_WHAT IS REQUIRED_
Transcribe the whole listing below without changing a word, but leave out every image.

_DATA IN THIS EXERCISE_
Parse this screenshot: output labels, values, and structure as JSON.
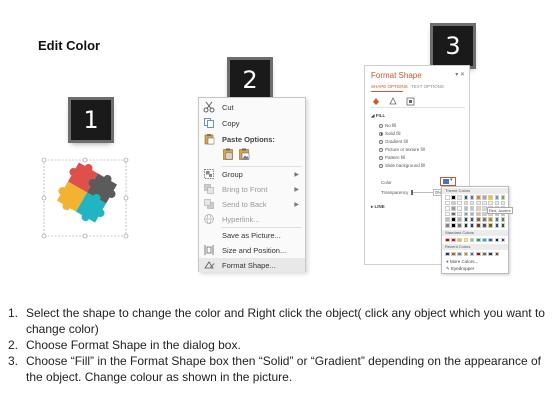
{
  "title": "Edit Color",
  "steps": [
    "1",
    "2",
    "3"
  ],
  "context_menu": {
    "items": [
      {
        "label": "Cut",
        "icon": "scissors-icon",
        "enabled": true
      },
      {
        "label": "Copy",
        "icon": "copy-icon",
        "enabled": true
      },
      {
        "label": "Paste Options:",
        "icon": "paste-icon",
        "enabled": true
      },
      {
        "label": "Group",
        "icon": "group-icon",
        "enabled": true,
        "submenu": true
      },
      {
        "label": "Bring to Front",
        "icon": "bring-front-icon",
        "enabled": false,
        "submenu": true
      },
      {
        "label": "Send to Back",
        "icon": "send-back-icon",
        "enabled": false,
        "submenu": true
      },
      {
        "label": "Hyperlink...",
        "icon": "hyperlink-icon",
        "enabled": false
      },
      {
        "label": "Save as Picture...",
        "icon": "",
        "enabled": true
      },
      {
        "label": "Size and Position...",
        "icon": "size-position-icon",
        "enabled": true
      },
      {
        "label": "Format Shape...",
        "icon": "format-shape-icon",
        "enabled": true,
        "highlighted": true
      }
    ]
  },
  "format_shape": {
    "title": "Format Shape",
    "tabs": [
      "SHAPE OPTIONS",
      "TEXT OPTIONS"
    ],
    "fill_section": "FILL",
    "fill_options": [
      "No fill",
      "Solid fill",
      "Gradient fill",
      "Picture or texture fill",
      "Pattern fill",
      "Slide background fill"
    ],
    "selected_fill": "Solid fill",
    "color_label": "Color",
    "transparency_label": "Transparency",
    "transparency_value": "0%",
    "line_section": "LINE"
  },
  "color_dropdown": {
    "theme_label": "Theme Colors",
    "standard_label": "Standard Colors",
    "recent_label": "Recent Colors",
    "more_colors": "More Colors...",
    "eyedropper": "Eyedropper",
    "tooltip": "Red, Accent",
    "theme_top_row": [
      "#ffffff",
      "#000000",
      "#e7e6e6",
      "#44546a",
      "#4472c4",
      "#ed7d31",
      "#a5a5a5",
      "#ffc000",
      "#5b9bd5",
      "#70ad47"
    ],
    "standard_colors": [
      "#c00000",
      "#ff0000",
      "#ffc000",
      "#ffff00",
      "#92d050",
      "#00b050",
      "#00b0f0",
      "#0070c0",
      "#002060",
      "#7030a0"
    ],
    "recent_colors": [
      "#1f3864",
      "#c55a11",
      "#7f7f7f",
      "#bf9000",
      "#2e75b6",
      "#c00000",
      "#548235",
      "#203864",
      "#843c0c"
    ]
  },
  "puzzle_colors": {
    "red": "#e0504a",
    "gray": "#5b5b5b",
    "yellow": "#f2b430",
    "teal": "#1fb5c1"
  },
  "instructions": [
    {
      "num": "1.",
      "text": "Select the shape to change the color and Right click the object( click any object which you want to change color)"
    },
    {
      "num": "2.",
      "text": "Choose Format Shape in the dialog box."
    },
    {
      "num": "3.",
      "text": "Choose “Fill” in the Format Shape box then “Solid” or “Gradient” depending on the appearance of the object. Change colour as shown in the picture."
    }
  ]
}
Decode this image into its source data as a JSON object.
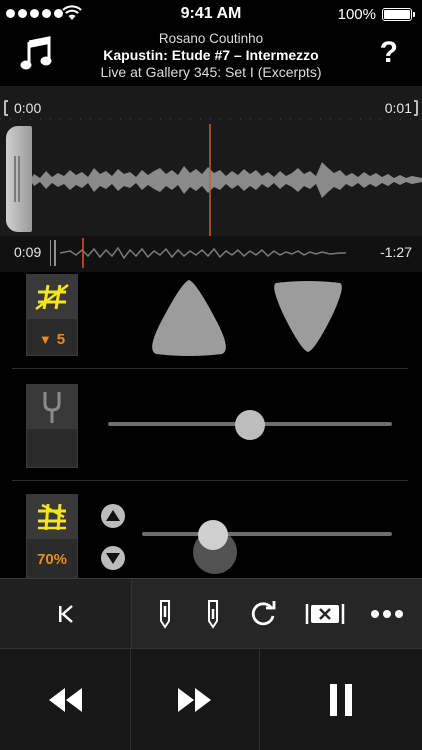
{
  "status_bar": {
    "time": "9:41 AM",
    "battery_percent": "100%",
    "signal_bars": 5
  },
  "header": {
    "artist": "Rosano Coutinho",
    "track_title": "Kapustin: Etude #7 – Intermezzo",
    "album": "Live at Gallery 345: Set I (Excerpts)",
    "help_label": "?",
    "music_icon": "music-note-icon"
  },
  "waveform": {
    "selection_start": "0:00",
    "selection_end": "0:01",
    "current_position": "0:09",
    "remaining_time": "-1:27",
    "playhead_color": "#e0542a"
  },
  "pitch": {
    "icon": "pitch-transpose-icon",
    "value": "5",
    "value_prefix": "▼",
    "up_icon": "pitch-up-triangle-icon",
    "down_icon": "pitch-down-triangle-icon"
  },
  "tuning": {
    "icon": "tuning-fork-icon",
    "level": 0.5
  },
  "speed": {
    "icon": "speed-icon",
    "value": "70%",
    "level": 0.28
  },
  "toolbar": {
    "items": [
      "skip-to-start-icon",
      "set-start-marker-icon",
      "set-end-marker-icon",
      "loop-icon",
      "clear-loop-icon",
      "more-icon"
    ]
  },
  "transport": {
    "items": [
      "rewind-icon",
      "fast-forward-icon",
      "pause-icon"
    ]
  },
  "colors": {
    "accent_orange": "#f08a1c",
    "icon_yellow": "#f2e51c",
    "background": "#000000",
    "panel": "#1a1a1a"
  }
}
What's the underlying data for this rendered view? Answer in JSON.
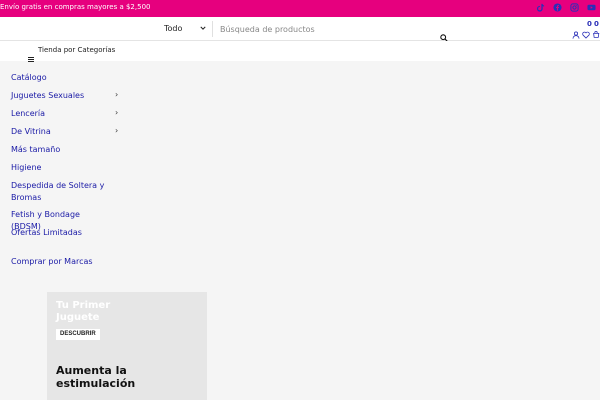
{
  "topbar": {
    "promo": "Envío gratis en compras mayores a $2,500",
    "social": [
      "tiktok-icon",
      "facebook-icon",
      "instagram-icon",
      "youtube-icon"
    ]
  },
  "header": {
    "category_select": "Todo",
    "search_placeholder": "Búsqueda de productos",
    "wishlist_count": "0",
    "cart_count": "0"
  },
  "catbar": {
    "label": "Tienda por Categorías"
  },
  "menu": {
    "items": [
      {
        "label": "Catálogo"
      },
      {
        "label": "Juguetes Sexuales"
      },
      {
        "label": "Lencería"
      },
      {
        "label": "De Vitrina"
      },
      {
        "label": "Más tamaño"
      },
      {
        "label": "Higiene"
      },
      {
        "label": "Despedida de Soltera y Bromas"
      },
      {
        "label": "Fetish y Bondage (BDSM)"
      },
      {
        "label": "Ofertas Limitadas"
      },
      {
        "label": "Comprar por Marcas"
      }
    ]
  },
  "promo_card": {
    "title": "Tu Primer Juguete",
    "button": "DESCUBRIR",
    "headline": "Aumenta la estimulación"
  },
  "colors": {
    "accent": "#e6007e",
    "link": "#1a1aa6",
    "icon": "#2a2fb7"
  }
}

_SOLUTION FOR THIS PROBLEM_
Parse this screenshot: output labels, values, and structure as JSON.
{
  "title": "Edit Color",
  "steps": [
    "1",
    "2",
    "3"
  ],
  "context_menu": {
    "items": [
      {
        "label": "Cut",
        "icon": "scissors-icon",
        "enabled": true
      },
      {
        "label": "Copy",
        "icon": "copy-icon",
        "enabled": true
      },
      {
        "label": "Paste Options:",
        "icon": "paste-icon",
        "enabled": true
      },
      {
        "label": "Group",
        "icon": "group-icon",
        "enabled": true,
        "submenu": true
      },
      {
        "label": "Bring to Front",
        "icon": "bring-front-icon",
        "enabled": false,
        "submenu": true
      },
      {
        "label": "Send to Back",
        "icon": "send-back-icon",
        "enabled": false,
        "submenu": true
      },
      {
        "label": "Hyperlink...",
        "icon": "hyperlink-icon",
        "enabled": false
      },
      {
        "label": "Save as Picture...",
        "icon": "",
        "enabled": true
      },
      {
        "label": "Size and Position...",
        "icon": "size-position-icon",
        "enabled": true
      },
      {
        "label": "Format Shape...",
        "icon": "format-shape-icon",
        "enabled": true,
        "highlighted": true
      }
    ]
  },
  "format_shape": {
    "title": "Format Shape",
    "tabs": [
      "SHAPE OPTIONS",
      "TEXT OPTIONS"
    ],
    "fill_section": "FILL",
    "fill_options": [
      "No fill",
      "Solid fill",
      "Gradient fill",
      "Picture or texture fill",
      "Pattern fill",
      "Slide background fill"
    ],
    "selected_fill": "Solid fill",
    "color_label": "Color",
    "transparency_label": "Transparency",
    "transparency_value": "0%",
    "line_section": "LINE"
  },
  "color_dropdown": {
    "theme_label": "Theme Colors",
    "standard_label": "Standard Colors",
    "recent_label": "Recent Colors",
    "more_colors": "More Colors...",
    "eyedropper": "Eyedropper",
    "tooltip": "Red, Accent",
    "theme_top_row": [
      "#ffffff",
      "#000000",
      "#e7e6e6",
      "#44546a",
      "#4472c4",
      "#ed7d31",
      "#a5a5a5",
      "#ffc000",
      "#5b9bd5",
      "#70ad47"
    ],
    "standard_colors": [
      "#c00000",
      "#ff0000",
      "#ffc000",
      "#ffff00",
      "#92d050",
      "#00b050",
      "#00b0f0",
      "#0070c0",
      "#002060",
      "#7030a0"
    ],
    "recent_colors": [
      "#1f3864",
      "#c55a11",
      "#7f7f7f",
      "#bf9000",
      "#2e75b6",
      "#c00000",
      "#548235",
      "#203864",
      "#843c0c"
    ]
  },
  "puzzle_colors": {
    "red": "#e0504a",
    "gray": "#5b5b5b",
    "yellow": "#f2b430",
    "teal": "#1fb5c1"
  },
  "instructions": [
    {
      "num": "1.",
      "text": "Select the shape to change the color and Right click the object( click any object which you want to change color)"
    },
    {
      "num": "2.",
      "text": "Choose Format Shape in the dialog box."
    },
    {
      "num": "3.",
      "text": "Choose “Fill” in the Format Shape box then “Solid” or “Gradient” depending on the appearance of the object. Change colour as shown in the picture."
    }
  ]
}
Decode this image into its source data as a JSON object.
{
  "status_bar": {
    "time": "9:41 AM",
    "battery_percent": "100%",
    "signal_bars": 5
  },
  "header": {
    "artist": "Rosano Coutinho",
    "track_title": "Kapustin: Etude #7 – Intermezzo",
    "album": "Live at Gallery 345: Set I (Excerpts)",
    "help_label": "?",
    "music_icon": "music-note-icon"
  },
  "waveform": {
    "selection_start": "0:00",
    "selection_end": "0:01",
    "current_position": "0:09",
    "remaining_time": "-1:27",
    "playhead_color": "#e0542a"
  },
  "pitch": {
    "icon": "pitch-transpose-icon",
    "value": "5",
    "value_prefix": "▼",
    "up_icon": "pitch-up-triangle-icon",
    "down_icon": "pitch-down-triangle-icon"
  },
  "tuning": {
    "icon": "tuning-fork-icon",
    "level": 0.5
  },
  "speed": {
    "icon": "speed-icon",
    "value": "70%",
    "level": 0.28
  },
  "toolbar": {
    "items": [
      "skip-to-start-icon",
      "set-start-marker-icon",
      "set-end-marker-icon",
      "loop-icon",
      "clear-loop-icon",
      "more-icon"
    ]
  },
  "transport": {
    "items": [
      "rewind-icon",
      "fast-forward-icon",
      "pause-icon"
    ]
  },
  "colors": {
    "accent_orange": "#f08a1c",
    "icon_yellow": "#f2e51c",
    "background": "#000000",
    "panel": "#1a1a1a"
  }
}
What's the underlying data for this rendered view? Answer in JSON.
{
  "topbar": {
    "promo": "Envío gratis en compras mayores a $2,500",
    "social": [
      "tiktok-icon",
      "facebook-icon",
      "instagram-icon",
      "youtube-icon"
    ]
  },
  "header": {
    "category_select": "Todo",
    "search_placeholder": "Búsqueda de productos",
    "wishlist_count": "0",
    "cart_count": "0"
  },
  "catbar": {
    "label": "Tienda por Categorías"
  },
  "menu": {
    "items": [
      {
        "label": "Catálogo"
      },
      {
        "label": "Juguetes Sexuales"
      },
      {
        "label": "Lencería"
      },
      {
        "label": "De Vitrina"
      },
      {
        "label": "Más tamaño"
      },
      {
        "label": "Higiene"
      },
      {
        "label": "Despedida de Soltera y Bromas"
      },
      {
        "label": "Fetish y Bondage (BDSM)"
      },
      {
        "label": "Ofertas Limitadas"
      },
      {
        "label": "Comprar por Marcas"
      }
    ]
  },
  "promo_card": {
    "title": "Tu Primer Juguete",
    "button": "DESCUBRIR",
    "headline": "Aumenta la estimulación"
  },
  "colors": {
    "accent": "#e6007e",
    "link": "#1a1aa6",
    "icon": "#2a2fb7"
  }
}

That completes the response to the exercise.